(Collection entries)
— START —

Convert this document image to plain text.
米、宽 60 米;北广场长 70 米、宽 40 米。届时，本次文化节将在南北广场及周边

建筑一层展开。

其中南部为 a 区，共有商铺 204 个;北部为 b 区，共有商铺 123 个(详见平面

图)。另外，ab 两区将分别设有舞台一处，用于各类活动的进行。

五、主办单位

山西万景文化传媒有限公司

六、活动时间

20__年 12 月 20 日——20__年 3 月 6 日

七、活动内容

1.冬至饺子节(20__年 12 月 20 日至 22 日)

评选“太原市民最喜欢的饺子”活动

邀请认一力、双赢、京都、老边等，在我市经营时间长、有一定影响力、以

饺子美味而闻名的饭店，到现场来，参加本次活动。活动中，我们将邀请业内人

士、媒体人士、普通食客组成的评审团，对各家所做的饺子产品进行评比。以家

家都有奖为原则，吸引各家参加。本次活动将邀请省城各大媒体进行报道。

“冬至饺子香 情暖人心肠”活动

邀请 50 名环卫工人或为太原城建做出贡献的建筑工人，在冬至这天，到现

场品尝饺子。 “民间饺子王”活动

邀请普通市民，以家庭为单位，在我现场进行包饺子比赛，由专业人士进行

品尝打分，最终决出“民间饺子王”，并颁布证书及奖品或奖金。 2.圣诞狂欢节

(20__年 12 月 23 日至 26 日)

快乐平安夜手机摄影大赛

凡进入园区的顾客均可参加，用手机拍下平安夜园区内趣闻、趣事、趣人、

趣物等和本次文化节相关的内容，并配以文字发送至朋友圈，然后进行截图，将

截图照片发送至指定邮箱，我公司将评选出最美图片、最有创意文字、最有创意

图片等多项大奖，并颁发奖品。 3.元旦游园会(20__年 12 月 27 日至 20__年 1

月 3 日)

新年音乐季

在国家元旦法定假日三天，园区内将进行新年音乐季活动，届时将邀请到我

— END —

# Exercise task
Write down every line of the data exactly as it appears above.

# Answer below
Convert this document image to plain text.
米、宽 60 米;北广场长 70 米、宽 40 米。届时，本次文化节将在南北广场及周边

建筑一层展开。

其中南部为 a 区，共有商铺 204 个;北部为 b 区，共有商铺 123 个(详见平面

图)。另外，ab 两区将分别设有舞台一处，用于各类活动的进行。

五、主办单位

山西万景文化传媒有限公司

六、活动时间

20__年 12 月 20 日——20__年 3 月 6 日

七、活动内容

1.冬至饺子节(20__年 12 月 20 日至 22 日)

评选“太原市民最喜欢的饺子”活动

邀请认一力、双赢、京都、老边等，在我市经营时间长、有一定影响力、以

饺子美味而闻名的饭店，到现场来，参加本次活动。活动中，我们将邀请业内人

士、媒体人士、普通食客组成的评审团，对各家所做的饺子产品进行评比。以家

家都有奖为原则，吸引各家参加。本次活动将邀请省城各大媒体进行报道。

“冬至饺子香 情暖人心肠”活动

邀请 50 名环卫工人或为太原城建做出贡献的建筑工人，在冬至这天，到现

场品尝饺子。 “民间饺子王”活动

邀请普通市民，以家庭为单位，在我现场进行包饺子比赛，由专业人士进行

品尝打分，最终决出“民间饺子王”，并颁布证书及奖品或奖金。 2.圣诞狂欢节

(20__年 12 月 23 日至 26 日)

快乐平安夜手机摄影大赛

凡进入园区的顾客均可参加，用手机拍下平安夜园区内趣闻、趣事、趣人、

趣物等和本次文化节相关的内容，并配以文字发送至朋友圈，然后进行截图，将

截图照片发送至指定邮箱，我公司将评选出最美图片、最有创意文字、最有创意

图片等多项大奖，并颁发奖品。 3.元旦游园会(20__年 12 月 27 日至 20__年 1

月 3 日)

新年音乐季

在国家元旦法定假日三天，园区内将进行新年音乐季活动，届时将邀请到我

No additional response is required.